▶ _Quoted passage_
──────

If your not careful and you don't run mysqloptimize -o -u <username>
-p<password> <dbmail database name> against the innodb database on a
regular basis, your database will grow to an unwieldy size.  However, the
database will be locked while you do this.  At one point, I ran out of
disk space.  I ended up having to dump all of the databases to a separate
machine, drop all of the databases, delete the ibdata files, run
mysql_install_tables, start mysql and reimport all of the database back in
from the dump files.  My database size went from 20 GB to 2 GB once I did
that.  I was backing up approximately 2 GB per day but not running the
mysqloptimize utility to actually clean up the database.  The reason is
that deleted records don't actually get deleted until you run
mysqloptimize.

Curtis


M. J. [Mike] OBrien wrote:
>>>dbmail-util -a -y every night at 11pm...

──────

▶ _Given exercise A_
Answer these questions about the message on database cleanup:
(i) After the databases were dumped, dropped, and reimported, what size did the database go from and to?
(ii) About how much was being backed up per day?
(iii) According to the message, what happens to deleted records until mysqloptimize is run?
The message and the rows are unrelated to each other.

──────

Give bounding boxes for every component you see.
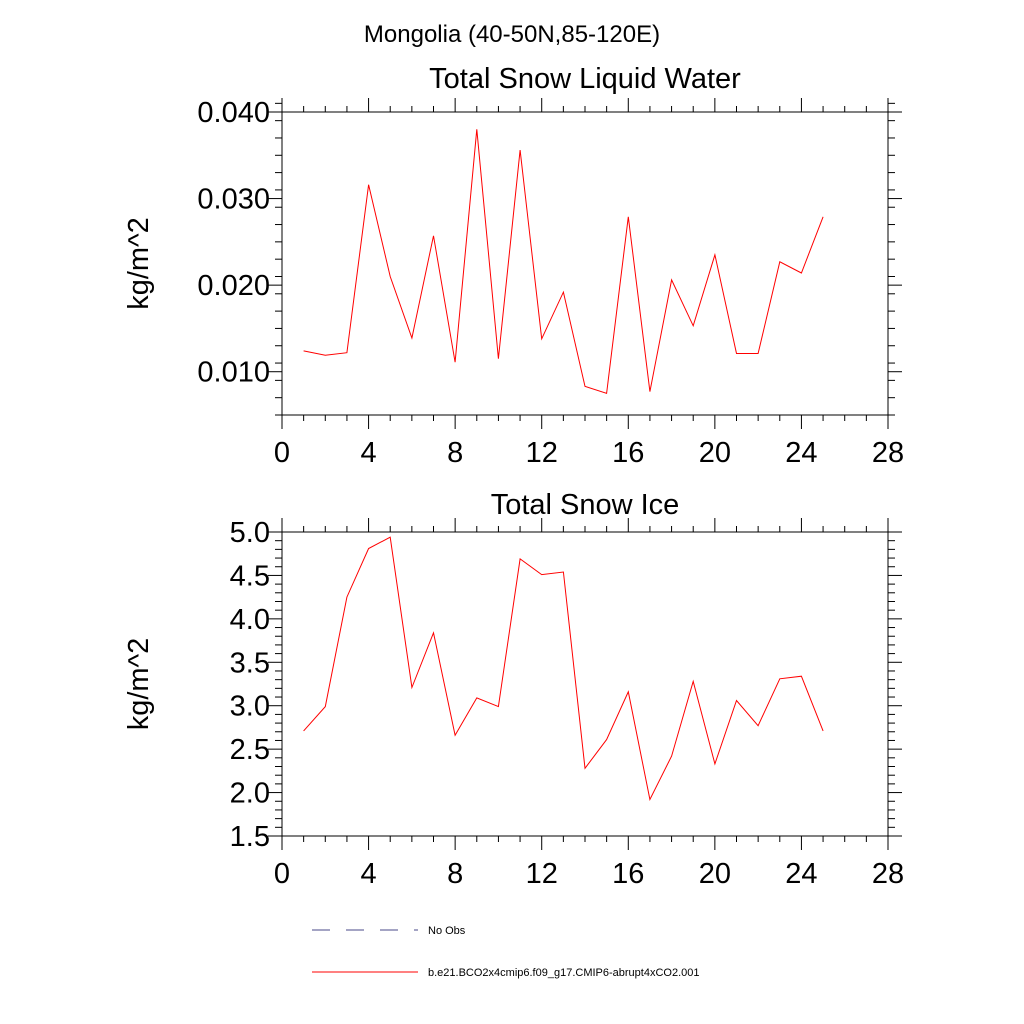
data-point xyxy=(454,361,457,364)
data-point xyxy=(519,557,522,560)
data-point xyxy=(584,767,587,770)
data-point xyxy=(497,357,500,360)
data-point xyxy=(800,675,803,678)
y-tick-label: 3.5 xyxy=(230,647,270,679)
data-point xyxy=(410,686,413,689)
data-point xyxy=(302,349,305,352)
data-point xyxy=(778,260,781,263)
x-tick-label: 20 xyxy=(699,437,731,469)
x-tick-label: 24 xyxy=(785,858,817,890)
data-point xyxy=(454,734,457,737)
data-point xyxy=(670,755,673,758)
x-tick-label: 28 xyxy=(872,437,904,469)
data-point xyxy=(562,291,565,294)
data-point xyxy=(324,354,327,357)
data-point xyxy=(432,631,435,634)
x-tick-label: 20 xyxy=(699,858,731,890)
y-tick-label: 3.0 xyxy=(230,691,270,723)
y-tick-label: 1.5 xyxy=(230,821,270,853)
data-point xyxy=(605,738,608,741)
x-tick-label: 16 xyxy=(612,437,644,469)
data-point xyxy=(648,798,651,801)
data-point xyxy=(345,351,348,354)
y-tick-label: 2.5 xyxy=(230,734,270,766)
data-point xyxy=(778,677,781,680)
data-point xyxy=(757,724,760,727)
data-point xyxy=(713,253,716,256)
data-point xyxy=(302,729,305,732)
data-point xyxy=(713,762,716,765)
data-point xyxy=(800,272,803,275)
x-tick-label: 28 xyxy=(872,858,904,890)
x-tick-label: 8 xyxy=(447,437,463,469)
data-point xyxy=(432,234,435,237)
series-line xyxy=(303,129,824,395)
legend: No Obs b.e21.BCO2x4cmip6.f09_g17.CMIP6-a… xyxy=(312,925,700,979)
data-point xyxy=(648,390,651,393)
x-tick-label: 8 xyxy=(447,858,463,890)
y-tick-label: 2.0 xyxy=(230,778,270,810)
data-point xyxy=(670,278,673,281)
x-tick-label: 24 xyxy=(785,437,817,469)
data-point xyxy=(540,337,543,340)
data-point xyxy=(497,705,500,708)
plot-frame xyxy=(281,111,889,416)
data-point xyxy=(367,183,370,186)
y-tick-label: 4.5 xyxy=(230,560,270,592)
x-tick-label: 0 xyxy=(274,858,290,890)
data-point xyxy=(627,215,630,218)
panel-snow-liquid-water: Total Snow Liquid Water kg/m^2 0 4 8 12 16 20 24… xyxy=(123,63,904,469)
x-tick-label: 12 xyxy=(526,437,558,469)
data-point xyxy=(692,324,695,327)
y-tick-label: 0.010 xyxy=(197,357,270,389)
series-line xyxy=(303,536,824,802)
data-point xyxy=(519,149,522,152)
plot-frame xyxy=(281,531,889,837)
x-tick-label: 4 xyxy=(361,437,377,469)
chart-title: Total Snow Ice xyxy=(491,489,680,521)
data-point xyxy=(475,696,478,699)
data-point xyxy=(605,392,608,395)
x-tick-label: 12 xyxy=(526,858,558,890)
y-tick-label: 5.0 xyxy=(230,517,270,549)
data-point xyxy=(367,547,370,550)
legend-model-label: b.e21.BCO2x4cmip6.f09_g17.CMIP6-abrupt4x… xyxy=(428,967,700,979)
x-tick-label: 0 xyxy=(274,437,290,469)
y-tick-label: 0.040 xyxy=(197,97,270,129)
data-point xyxy=(389,275,392,278)
data-point xyxy=(345,596,348,599)
legend-obs-label: No Obs xyxy=(428,925,466,937)
data-point xyxy=(475,128,478,131)
x-tick-label: 16 xyxy=(612,858,644,890)
y-tick-label: 0.020 xyxy=(197,270,270,302)
data-point xyxy=(627,690,630,693)
data-point xyxy=(692,680,695,683)
figure-supertitle: Mongolia (40-50N,85-120E) xyxy=(364,21,660,48)
data-point xyxy=(822,729,825,732)
data-point xyxy=(410,336,413,339)
chart-title: Total Snow Liquid Water xyxy=(429,63,741,95)
data-point xyxy=(735,699,738,702)
data-point xyxy=(324,705,327,708)
data-point xyxy=(540,573,543,576)
y-axis-label: kg/m^2 xyxy=(123,217,155,310)
y-axis-label: kg/m^2 xyxy=(123,638,155,731)
y-tick-label: 0.030 xyxy=(197,184,270,216)
data-point xyxy=(735,352,738,355)
panel-snow-ice: Total Snow Ice kg/m^2 0 4 8 12 16 20 24 28 1.5 2.0 2… xyxy=(123,489,904,890)
data-point xyxy=(822,215,825,218)
y-tick-label: 4.0 xyxy=(230,604,270,636)
data-point xyxy=(562,570,565,573)
data-point xyxy=(389,536,392,539)
x-tick-label: 4 xyxy=(361,858,377,890)
data-point xyxy=(584,385,587,388)
data-point xyxy=(757,352,760,355)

──────

▶ _Given exercise B_
Quote the rows from the line with "data-point xyxy=(454,361,457,364)" to the line with "data-point xyxy=(648,390,651,393)".

▶ _Written answer A_
(i) From 20 GB to 2 GB.
(ii) Approximately 2 GB.
(iii) They don't actually get deleted.

▶ _Written answer B_
data-point xyxy=(454,361,457,364)
data-point xyxy=(519,557,522,560)
data-point xyxy=(584,767,587,770)
data-point xyxy=(497,357,500,360)
data-point xyxy=(800,675,803,678)
y-tick-label: 3.5 xyxy=(230,647,270,679)
data-point xyxy=(410,686,413,689)
data-point xyxy=(302,349,305,352)
data-point xyxy=(778,260,781,263)
x-tick-label: 20 xyxy=(699,437,731,469)
x-tick-label: 24 xyxy=(785,858,817,890)
data-point xyxy=(454,734,457,737)
data-point xyxy=(670,755,673,758)
x-tick-label: 28 xyxy=(872,437,904,469)
data-point xyxy=(562,291,565,294)
data-point xyxy=(324,354,327,357)
data-point xyxy=(432,631,435,634)
x-tick-label: 20 xyxy=(699,858,731,890)
y-tick-label: 3.0 xyxy=(230,691,270,723)
y-tick-label: 1.5 xyxy=(230,821,270,853)
data-point xyxy=(605,738,608,741)
x-tick-label: 16 xyxy=(612,437,644,469)
data-point xyxy=(648,798,651,801)
data-point xyxy=(345,351,348,354)
y-tick-label: 2.5 xyxy=(230,734,270,766)
data-point xyxy=(778,677,781,680)
data-point xyxy=(757,724,760,727)
data-point xyxy=(713,253,716,256)
data-point xyxy=(302,729,305,732)
data-point xyxy=(713,762,716,765)
data-point xyxy=(800,272,803,275)
x-tick-label: 28 xyxy=(872,858,904,890)
x-tick-label: 8 xyxy=(447,437,463,469)
data-point xyxy=(432,234,435,237)
series-line xyxy=(303,129,824,395)
legend: No Obs b.e21.BCO2x4cmip6.f09_g17.CMIP6-a… xyxy=(312,925,700,979)
data-point xyxy=(648,390,651,393)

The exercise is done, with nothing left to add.